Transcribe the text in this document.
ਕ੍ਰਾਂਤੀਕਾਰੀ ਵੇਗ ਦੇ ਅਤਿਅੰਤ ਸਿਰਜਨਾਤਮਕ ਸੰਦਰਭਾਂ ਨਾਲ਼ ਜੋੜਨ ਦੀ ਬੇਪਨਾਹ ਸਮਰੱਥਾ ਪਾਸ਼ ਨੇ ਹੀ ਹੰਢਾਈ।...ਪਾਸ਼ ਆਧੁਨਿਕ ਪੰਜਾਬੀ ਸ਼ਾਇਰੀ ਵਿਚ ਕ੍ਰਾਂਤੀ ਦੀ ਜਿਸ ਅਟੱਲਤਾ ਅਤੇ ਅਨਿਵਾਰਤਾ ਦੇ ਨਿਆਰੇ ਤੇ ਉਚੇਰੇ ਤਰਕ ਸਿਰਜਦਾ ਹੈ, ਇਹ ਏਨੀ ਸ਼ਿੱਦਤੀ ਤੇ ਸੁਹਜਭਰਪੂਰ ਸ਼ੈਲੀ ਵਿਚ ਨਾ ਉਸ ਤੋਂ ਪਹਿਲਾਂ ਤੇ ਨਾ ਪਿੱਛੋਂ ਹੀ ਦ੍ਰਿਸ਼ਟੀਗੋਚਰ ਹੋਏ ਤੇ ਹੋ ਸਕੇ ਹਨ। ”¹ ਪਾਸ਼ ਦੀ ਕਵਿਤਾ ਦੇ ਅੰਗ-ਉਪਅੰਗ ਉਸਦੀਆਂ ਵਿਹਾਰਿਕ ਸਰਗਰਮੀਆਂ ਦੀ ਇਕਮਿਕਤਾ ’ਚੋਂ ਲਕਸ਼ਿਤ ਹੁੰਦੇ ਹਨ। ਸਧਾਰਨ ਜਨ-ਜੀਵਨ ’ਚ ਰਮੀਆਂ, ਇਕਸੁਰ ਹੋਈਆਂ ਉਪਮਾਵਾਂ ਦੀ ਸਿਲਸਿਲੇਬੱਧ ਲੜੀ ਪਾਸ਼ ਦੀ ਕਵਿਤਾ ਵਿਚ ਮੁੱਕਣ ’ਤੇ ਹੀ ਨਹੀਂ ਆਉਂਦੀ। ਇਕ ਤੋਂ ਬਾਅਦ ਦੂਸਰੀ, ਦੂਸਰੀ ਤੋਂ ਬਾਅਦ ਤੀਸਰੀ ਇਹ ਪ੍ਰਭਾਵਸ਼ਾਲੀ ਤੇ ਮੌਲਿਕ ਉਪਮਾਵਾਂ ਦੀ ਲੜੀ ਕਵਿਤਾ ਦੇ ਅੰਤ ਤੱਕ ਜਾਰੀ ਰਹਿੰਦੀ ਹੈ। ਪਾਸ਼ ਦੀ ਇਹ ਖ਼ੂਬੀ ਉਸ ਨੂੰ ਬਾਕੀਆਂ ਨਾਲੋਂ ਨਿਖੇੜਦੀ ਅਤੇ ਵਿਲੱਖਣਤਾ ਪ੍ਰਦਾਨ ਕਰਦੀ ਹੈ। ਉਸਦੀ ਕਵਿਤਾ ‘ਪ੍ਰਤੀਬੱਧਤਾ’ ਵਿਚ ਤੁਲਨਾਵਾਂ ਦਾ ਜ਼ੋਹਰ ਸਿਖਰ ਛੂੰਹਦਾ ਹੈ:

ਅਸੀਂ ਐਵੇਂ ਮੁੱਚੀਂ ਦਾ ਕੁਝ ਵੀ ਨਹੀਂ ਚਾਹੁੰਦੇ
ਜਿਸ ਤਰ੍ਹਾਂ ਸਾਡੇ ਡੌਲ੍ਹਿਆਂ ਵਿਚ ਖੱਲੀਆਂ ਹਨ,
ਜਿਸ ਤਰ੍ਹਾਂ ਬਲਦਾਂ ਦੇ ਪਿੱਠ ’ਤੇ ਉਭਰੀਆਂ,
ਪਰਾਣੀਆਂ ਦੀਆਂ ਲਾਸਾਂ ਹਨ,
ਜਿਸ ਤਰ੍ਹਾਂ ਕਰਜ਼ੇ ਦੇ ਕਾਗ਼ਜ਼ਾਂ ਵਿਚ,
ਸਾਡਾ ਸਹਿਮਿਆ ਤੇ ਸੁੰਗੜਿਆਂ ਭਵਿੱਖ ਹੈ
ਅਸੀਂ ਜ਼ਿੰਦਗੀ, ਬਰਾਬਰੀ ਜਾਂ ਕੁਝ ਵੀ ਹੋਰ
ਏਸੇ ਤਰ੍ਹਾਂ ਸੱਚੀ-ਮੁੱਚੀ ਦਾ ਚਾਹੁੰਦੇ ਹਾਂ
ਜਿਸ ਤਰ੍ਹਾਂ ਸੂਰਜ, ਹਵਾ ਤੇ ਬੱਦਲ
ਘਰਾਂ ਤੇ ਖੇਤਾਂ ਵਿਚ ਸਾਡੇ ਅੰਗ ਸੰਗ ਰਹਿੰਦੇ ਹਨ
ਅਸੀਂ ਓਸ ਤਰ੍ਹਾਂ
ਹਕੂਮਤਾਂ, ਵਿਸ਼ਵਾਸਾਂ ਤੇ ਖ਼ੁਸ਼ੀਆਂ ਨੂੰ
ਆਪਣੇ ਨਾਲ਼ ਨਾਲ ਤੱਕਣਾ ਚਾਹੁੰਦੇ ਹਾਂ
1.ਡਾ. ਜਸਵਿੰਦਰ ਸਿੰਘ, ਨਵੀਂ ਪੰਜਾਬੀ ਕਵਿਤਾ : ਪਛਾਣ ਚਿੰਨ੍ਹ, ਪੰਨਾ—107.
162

━━━━━━━━━━

Exercise description -> The entries above must be returned in full, exactly as shown.

Answer to this problem ->
Transcribe the text in this document.
ਕ੍ਰਾਂਤੀਕਾਰੀ ਵੇਗ ਦੇ ਅਤਿਅੰਤ ਸਿਰਜਨਾਤਮਕ ਸੰਦਰਭਾਂ ਨਾਲ਼ ਜੋੜਨ ਦੀ ਬੇਪਨਾਹ ਸਮਰੱਥਾ ਪਾਸ਼ ਨੇ ਹੀ ਹੰਢਾਈ।...ਪਾਸ਼ ਆਧੁਨਿਕ ਪੰਜਾਬੀ ਸ਼ਾਇਰੀ ਵਿਚ ਕ੍ਰਾਂਤੀ ਦੀ ਜਿਸ ਅਟੱਲਤਾ ਅਤੇ ਅਨਿਵਾਰਤਾ ਦੇ ਨਿਆਰੇ ਤੇ ਉਚੇਰੇ ਤਰਕ ਸਿਰਜਦਾ ਹੈ, ਇਹ ਏਨੀ ਸ਼ਿੱਦਤੀ ਤੇ ਸੁਹਜਭਰਪੂਰ ਸ਼ੈਲੀ ਵਿਚ ਨਾ ਉਸ ਤੋਂ ਪਹਿਲਾਂ ਤੇ ਨਾ ਪਿੱਛੋਂ ਹੀ ਦ੍ਰਿਸ਼ਟੀਗੋਚਰ ਹੋਏ ਤੇ ਹੋ ਸਕੇ ਹਨ। ”¹ ਪਾਸ਼ ਦੀ ਕਵਿਤਾ ਦੇ ਅੰਗ-ਉਪਅੰਗ ਉਸਦੀਆਂ ਵਿਹਾਰਿਕ ਸਰਗਰਮੀਆਂ ਦੀ ਇਕਮਿਕਤਾ ’ਚੋਂ ਲਕਸ਼ਿਤ ਹੁੰਦੇ ਹਨ। ਸਧਾਰਨ ਜਨ-ਜੀਵਨ ’ਚ ਰਮੀਆਂ, ਇਕਸੁਰ ਹੋਈਆਂ ਉਪਮਾਵਾਂ ਦੀ ਸਿਲਸਿਲੇਬੱਧ ਲੜੀ ਪਾਸ਼ ਦੀ ਕਵਿਤਾ ਵਿਚ ਮੁੱਕਣ ’ਤੇ ਹੀ ਨਹੀਂ ਆਉਂਦੀ। ਇਕ ਤੋਂ ਬਾਅਦ ਦੂਸਰੀ, ਦੂਸਰੀ ਤੋਂ ਬਾਅਦ ਤੀਸਰੀ ਇਹ ਪ੍ਰਭਾਵਸ਼ਾਲੀ ਤੇ ਮੌਲਿਕ ਉਪਮਾਵਾਂ ਦੀ ਲੜੀ ਕਵਿਤਾ ਦੇ ਅੰਤ ਤੱਕ ਜਾਰੀ ਰਹਿੰਦੀ ਹੈ। ਪਾਸ਼ ਦੀ ਇਹ ਖ਼ੂਬੀ ਉਸ ਨੂੰ ਬਾਕੀਆਂ ਨਾਲੋਂ ਨਿਖੇੜਦੀ ਅਤੇ ਵਿਲੱਖਣਤਾ ਪ੍ਰਦਾਨ ਕਰਦੀ ਹੈ। ਉਸਦੀ ਕਵਿਤਾ ‘ਪ੍ਰਤੀਬੱਧਤਾ’ ਵਿਚ ਤੁਲਨਾਵਾਂ ਦਾ ਜ਼ੋਹਰ ਸਿਖਰ ਛੂੰਹਦਾ ਹੈ:

ਅਸੀਂ ਐਵੇਂ ਮੁੱਚੀਂ ਦਾ ਕੁਝ ਵੀ ਨਹੀਂ ਚਾਹੁੰਦੇ
ਜਿਸ ਤਰ੍ਹਾਂ ਸਾਡੇ ਡੌਲ੍ਹਿਆਂ ਵਿਚ ਖੱਲੀਆਂ ਹਨ,
ਜਿਸ ਤਰ੍ਹਾਂ ਬਲਦਾਂ ਦੇ ਪਿੱਠ ’ਤੇ ਉਭਰੀਆਂ,
ਪਰਾਣੀਆਂ ਦੀਆਂ ਲਾਸਾਂ ਹਨ,
ਜਿਸ ਤਰ੍ਹਾਂ ਕਰਜ਼ੇ ਦੇ ਕਾਗ਼ਜ਼ਾਂ ਵਿਚ,
ਸਾਡਾ ਸਹਿਮਿਆ ਤੇ ਸੁੰਗੜਿਆਂ ਭਵਿੱਖ ਹੈ
ਅਸੀਂ ਜ਼ਿੰਦਗੀ, ਬਰਾਬਰੀ ਜਾਂ ਕੁਝ ਵੀ ਹੋਰ
ਏਸੇ ਤਰ੍ਹਾਂ ਸੱਚੀ-ਮੁੱਚੀ ਦਾ ਚਾਹੁੰਦੇ ਹਾਂ
ਜਿਸ ਤਰ੍ਹਾਂ ਸੂਰਜ, ਹਵਾ ਤੇ ਬੱਦਲ
ਘਰਾਂ ਤੇ ਖੇਤਾਂ ਵਿਚ ਸਾਡੇ ਅੰਗ ਸੰਗ ਰਹਿੰਦੇ ਹਨ
ਅਸੀਂ ਓਸ ਤਰ੍ਹਾਂ
ਹਕੂਮਤਾਂ, ਵਿਸ਼ਵਾਸਾਂ ਤੇ ਖ਼ੁਸ਼ੀਆਂ ਨੂੰ
ਆਪਣੇ ਨਾਲ਼ ਨਾਲ ਤੱਕਣਾ ਚਾਹੁੰਦੇ ਹਾਂ
1.ਡਾ. ਜਸਵਿੰਦਰ ਸਿੰਘ, ਨਵੀਂ ਪੰਜਾਬੀ ਕਵਿਤਾ : ਪਛਾਣ ਚਿੰਨ੍ਹ, ਪੰਨਾ—107.
162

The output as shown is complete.